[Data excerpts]
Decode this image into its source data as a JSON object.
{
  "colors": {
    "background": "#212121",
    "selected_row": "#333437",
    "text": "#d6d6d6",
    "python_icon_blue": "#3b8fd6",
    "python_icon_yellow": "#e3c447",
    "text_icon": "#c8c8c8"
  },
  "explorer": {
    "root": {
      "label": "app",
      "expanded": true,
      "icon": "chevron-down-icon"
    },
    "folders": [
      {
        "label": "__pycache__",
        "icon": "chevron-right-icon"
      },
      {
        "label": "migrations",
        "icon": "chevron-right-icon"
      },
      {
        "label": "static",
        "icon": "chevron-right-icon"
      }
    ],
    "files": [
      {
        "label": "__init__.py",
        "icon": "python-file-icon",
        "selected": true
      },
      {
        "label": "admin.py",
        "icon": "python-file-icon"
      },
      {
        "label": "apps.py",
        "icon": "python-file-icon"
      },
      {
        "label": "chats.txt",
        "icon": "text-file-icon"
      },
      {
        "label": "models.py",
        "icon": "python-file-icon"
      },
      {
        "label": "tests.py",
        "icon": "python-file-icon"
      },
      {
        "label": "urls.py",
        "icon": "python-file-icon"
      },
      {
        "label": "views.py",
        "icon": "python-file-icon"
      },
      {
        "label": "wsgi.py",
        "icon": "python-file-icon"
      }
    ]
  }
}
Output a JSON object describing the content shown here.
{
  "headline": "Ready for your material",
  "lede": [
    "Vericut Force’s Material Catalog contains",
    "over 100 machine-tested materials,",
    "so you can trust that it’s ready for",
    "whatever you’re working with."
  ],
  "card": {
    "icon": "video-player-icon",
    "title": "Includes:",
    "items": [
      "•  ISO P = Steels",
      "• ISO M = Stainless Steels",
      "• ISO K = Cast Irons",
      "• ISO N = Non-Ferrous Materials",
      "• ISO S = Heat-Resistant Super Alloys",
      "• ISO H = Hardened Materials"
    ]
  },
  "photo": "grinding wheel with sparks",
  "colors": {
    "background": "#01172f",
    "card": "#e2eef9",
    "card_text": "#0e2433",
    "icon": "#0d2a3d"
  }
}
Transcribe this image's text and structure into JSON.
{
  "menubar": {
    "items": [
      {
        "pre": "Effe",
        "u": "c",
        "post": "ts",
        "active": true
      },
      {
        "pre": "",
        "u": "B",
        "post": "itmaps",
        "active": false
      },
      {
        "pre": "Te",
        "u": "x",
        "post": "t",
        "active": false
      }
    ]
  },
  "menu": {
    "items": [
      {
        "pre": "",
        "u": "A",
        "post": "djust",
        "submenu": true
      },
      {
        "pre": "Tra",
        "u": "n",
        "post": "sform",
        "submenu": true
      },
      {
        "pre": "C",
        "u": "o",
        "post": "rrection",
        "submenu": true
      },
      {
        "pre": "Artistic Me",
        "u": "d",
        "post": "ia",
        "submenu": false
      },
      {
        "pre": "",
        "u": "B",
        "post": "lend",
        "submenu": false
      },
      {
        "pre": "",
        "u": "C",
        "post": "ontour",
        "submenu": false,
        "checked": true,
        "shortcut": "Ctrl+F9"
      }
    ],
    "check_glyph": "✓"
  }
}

INSTRUCTIONS TO FOLLOW: Extract each entry in full and write it down exactly.

TASK RESPONSE:
Decode this image into its source data as a JSON object.
{
  "colors": {
    "background": "#212121",
    "selected_row": "#333437",
    "text": "#d6d6d6",
    "python_icon_blue": "#3b8fd6",
    "python_icon_yellow": "#e3c447",
    "text_icon": "#c8c8c8"
  },
  "explorer": {
    "root": {
      "label": "app",
      "expanded": true,
      "icon": "chevron-down-icon"
    },
    "folders": [
      {
        "label": "__pycache__",
        "icon": "chevron-right-icon"
      },
      {
        "label": "migrations",
        "icon": "chevron-right-icon"
      },
      {
        "label": "static",
        "icon": "chevron-right-icon"
      }
    ],
    "files": [
      {
        "label": "__init__.py",
        "icon": "python-file-icon",
        "selected": true
      },
      {
        "label": "admin.py",
        "icon": "python-file-icon"
      },
      {
        "label": "apps.py",
        "icon": "python-file-icon"
      },
      {
        "label": "chats.txt",
        "icon": "text-file-icon"
      },
      {
        "label": "models.py",
        "icon": "python-file-icon"
      },
      {
        "label": "tests.py",
        "icon": "python-file-icon"
      },
      {
        "label": "urls.py",
        "icon": "python-file-icon"
      },
      {
        "label": "views.py",
        "icon": "python-file-icon"
      },
      {
        "label": "wsgi.py",
        "icon": "python-file-icon"
      }
    ]
  }
}
Output a JSON object describing the content shown here.
{
  "headline": "Ready for your material",
  "lede": [
    "Vericut Force’s Material Catalog contains",
    "over 100 machine-tested materials,",
    "so you can trust that it’s ready for",
    "whatever you’re working with."
  ],
  "card": {
    "icon": "video-player-icon",
    "title": "Includes:",
    "items": [
      "•  ISO P = Steels",
      "• ISO M = Stainless Steels",
      "• ISO K = Cast Irons",
      "• ISO N = Non-Ferrous Materials",
      "• ISO S = Heat-Resistant Super Alloys",
      "• ISO H = Hardened Materials"
    ]
  },
  "photo": "grinding wheel with sparks",
  "colors": {
    "background": "#01172f",
    "card": "#e2eef9",
    "card_text": "#0e2433",
    "icon": "#0d2a3d"
  }
}
Transcribe this image's text and structure into JSON.
{
  "menubar": {
    "items": [
      {
        "pre": "Effe",
        "u": "c",
        "post": "ts",
        "active": true
      },
      {
        "pre": "",
        "u": "B",
        "post": "itmaps",
        "active": false
      },
      {
        "pre": "Te",
        "u": "x",
        "post": "t",
        "active": false
      }
    ]
  },
  "menu": {
    "items": [
      {
        "pre": "",
        "u": "A",
        "post": "djust",
        "submenu": true
      },
      {
        "pre": "Tra",
        "u": "n",
        "post": "sform",
        "submenu": true
      },
      {
        "pre": "C",
        "u": "o",
        "post": "rrection",
        "submenu": true
      },
      {
        "pre": "Artistic Me",
        "u": "d",
        "post": "ia",
        "submenu": false
      },
      {
        "pre": "",
        "u": "B",
        "post": "lend",
        "submenu": false
      },
      {
        "pre": "",
        "u": "C",
        "post": "ontour",
        "submenu": false,
        "checked": true,
        "shortcut": "Ctrl+F9"
      }
    ],
    "check_glyph": "✓"
  }
}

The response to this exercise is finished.